_SET PROBLEM_: Reproduce word for word every line from the start of the records through the line containing "svg-text:Data Years: Data Years (546, 438, 565, 443)", including both ends.
--- START MATERIAL ---
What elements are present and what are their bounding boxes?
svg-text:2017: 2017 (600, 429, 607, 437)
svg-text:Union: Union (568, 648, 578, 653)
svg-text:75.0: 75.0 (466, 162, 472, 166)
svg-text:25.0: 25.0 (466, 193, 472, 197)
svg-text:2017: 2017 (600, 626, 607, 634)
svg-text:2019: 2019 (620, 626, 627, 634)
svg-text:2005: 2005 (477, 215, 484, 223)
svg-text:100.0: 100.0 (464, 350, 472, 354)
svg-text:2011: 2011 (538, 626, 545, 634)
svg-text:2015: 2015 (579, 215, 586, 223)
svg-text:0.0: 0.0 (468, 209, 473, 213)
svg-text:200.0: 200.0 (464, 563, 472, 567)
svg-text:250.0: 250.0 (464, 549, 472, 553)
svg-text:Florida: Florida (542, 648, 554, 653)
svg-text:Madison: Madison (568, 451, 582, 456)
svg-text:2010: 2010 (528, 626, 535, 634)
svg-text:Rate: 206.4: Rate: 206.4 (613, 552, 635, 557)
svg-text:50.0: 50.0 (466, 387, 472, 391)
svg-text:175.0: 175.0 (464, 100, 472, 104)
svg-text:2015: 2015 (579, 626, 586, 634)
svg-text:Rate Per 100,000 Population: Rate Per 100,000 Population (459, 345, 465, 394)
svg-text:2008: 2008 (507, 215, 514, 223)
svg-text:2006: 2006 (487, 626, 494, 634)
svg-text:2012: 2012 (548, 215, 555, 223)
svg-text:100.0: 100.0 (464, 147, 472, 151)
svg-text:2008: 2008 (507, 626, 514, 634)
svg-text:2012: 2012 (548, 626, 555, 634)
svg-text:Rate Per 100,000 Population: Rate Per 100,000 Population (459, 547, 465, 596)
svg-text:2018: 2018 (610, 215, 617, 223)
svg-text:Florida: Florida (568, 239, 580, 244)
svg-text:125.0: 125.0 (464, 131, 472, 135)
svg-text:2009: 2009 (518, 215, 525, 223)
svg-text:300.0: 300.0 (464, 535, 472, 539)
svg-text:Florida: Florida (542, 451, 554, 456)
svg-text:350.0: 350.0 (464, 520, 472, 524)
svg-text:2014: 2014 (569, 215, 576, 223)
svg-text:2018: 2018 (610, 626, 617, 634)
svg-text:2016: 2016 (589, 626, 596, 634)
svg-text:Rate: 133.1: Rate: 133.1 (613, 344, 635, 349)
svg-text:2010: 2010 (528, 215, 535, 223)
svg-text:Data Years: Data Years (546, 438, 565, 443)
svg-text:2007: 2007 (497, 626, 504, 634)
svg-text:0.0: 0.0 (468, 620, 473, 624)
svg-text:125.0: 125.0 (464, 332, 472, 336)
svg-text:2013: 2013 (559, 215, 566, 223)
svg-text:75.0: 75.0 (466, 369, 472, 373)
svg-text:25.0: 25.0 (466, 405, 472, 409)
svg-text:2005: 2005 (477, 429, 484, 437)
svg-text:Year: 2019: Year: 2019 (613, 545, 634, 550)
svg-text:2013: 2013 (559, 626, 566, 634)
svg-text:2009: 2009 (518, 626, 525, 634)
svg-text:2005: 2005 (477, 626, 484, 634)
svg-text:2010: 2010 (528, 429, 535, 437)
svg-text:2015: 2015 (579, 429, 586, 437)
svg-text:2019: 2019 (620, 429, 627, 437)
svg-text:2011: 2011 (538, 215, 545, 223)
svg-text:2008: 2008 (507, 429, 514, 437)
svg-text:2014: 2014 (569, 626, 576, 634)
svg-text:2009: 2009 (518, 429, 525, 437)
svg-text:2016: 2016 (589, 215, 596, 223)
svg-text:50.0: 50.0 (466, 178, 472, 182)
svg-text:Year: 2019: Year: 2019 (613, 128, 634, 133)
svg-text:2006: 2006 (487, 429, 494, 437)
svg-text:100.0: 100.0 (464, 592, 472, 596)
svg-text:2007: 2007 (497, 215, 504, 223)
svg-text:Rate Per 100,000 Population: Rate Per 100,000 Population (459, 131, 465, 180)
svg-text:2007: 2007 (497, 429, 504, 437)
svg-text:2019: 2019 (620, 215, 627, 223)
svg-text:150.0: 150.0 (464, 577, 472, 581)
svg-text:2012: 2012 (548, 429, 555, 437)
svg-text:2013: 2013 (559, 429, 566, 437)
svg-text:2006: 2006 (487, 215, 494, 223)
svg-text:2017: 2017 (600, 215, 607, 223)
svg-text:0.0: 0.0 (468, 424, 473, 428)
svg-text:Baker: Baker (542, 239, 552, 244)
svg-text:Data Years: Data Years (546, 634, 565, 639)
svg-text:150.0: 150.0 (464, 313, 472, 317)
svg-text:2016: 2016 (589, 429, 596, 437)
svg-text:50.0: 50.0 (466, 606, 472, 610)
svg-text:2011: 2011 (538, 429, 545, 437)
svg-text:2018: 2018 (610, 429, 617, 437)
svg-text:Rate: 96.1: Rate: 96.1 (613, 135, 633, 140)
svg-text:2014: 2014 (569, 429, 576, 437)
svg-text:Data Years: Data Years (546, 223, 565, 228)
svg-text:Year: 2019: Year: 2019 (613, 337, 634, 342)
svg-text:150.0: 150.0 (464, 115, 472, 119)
--- END MATERIAL ---
_COMPLETED TASK_:
What elements are present and what are their bounding boxes?
svg-text:2017: 2017 (600, 429, 607, 437)
svg-text:Union: Union (568, 648, 578, 653)
svg-text:75.0: 75.0 (466, 162, 472, 166)
svg-text:25.0: 25.0 (466, 193, 472, 197)
svg-text:2017: 2017 (600, 626, 607, 634)
svg-text:2019: 2019 (620, 626, 627, 634)
svg-text:2005: 2005 (477, 215, 484, 223)
svg-text:100.0: 100.0 (464, 350, 472, 354)
svg-text:2011: 2011 (538, 626, 545, 634)
svg-text:2015: 2015 (579, 215, 586, 223)
svg-text:0.0: 0.0 (468, 209, 473, 213)
svg-text:200.0: 200.0 (464, 563, 472, 567)
svg-text:250.0: 250.0 (464, 549, 472, 553)
svg-text:Florida: Florida (542, 648, 554, 653)
svg-text:Madison: Madison (568, 451, 582, 456)
svg-text:2010: 2010 (528, 626, 535, 634)
svg-text:Rate: 206.4: Rate: 206.4 (613, 552, 635, 557)
svg-text:50.0: 50.0 (466, 387, 472, 391)
svg-text:175.0: 175.0 (464, 100, 472, 104)
svg-text:2015: 2015 (579, 626, 586, 634)
svg-text:Rate Per 100,000 Population: Rate Per 100,000 Population (459, 345, 465, 394)
svg-text:2008: 2008 (507, 215, 514, 223)
svg-text:2006: 2006 (487, 626, 494, 634)
svg-text:2012: 2012 (548, 215, 555, 223)
svg-text:100.0: 100.0 (464, 147, 472, 151)
svg-text:2008: 2008 (507, 626, 514, 634)
svg-text:2012: 2012 (548, 626, 555, 634)
svg-text:Rate Per 100,000 Population: Rate Per 100,000 Population (459, 547, 465, 596)
svg-text:2018: 2018 (610, 215, 617, 223)
svg-text:Florida: Florida (568, 239, 580, 244)
svg-text:125.0: 125.0 (464, 131, 472, 135)
svg-text:2009: 2009 (518, 215, 525, 223)
svg-text:300.0: 300.0 (464, 535, 472, 539)
svg-text:Florida: Florida (542, 451, 554, 456)
svg-text:350.0: 350.0 (464, 520, 472, 524)
svg-text:2014: 2014 (569, 215, 576, 223)
svg-text:2018: 2018 (610, 626, 617, 634)
svg-text:2016: 2016 (589, 626, 596, 634)
svg-text:Rate: 133.1: Rate: 133.1 (613, 344, 635, 349)
svg-text:2010: 2010 (528, 215, 535, 223)
svg-text:Data Years: Data Years (546, 438, 565, 443)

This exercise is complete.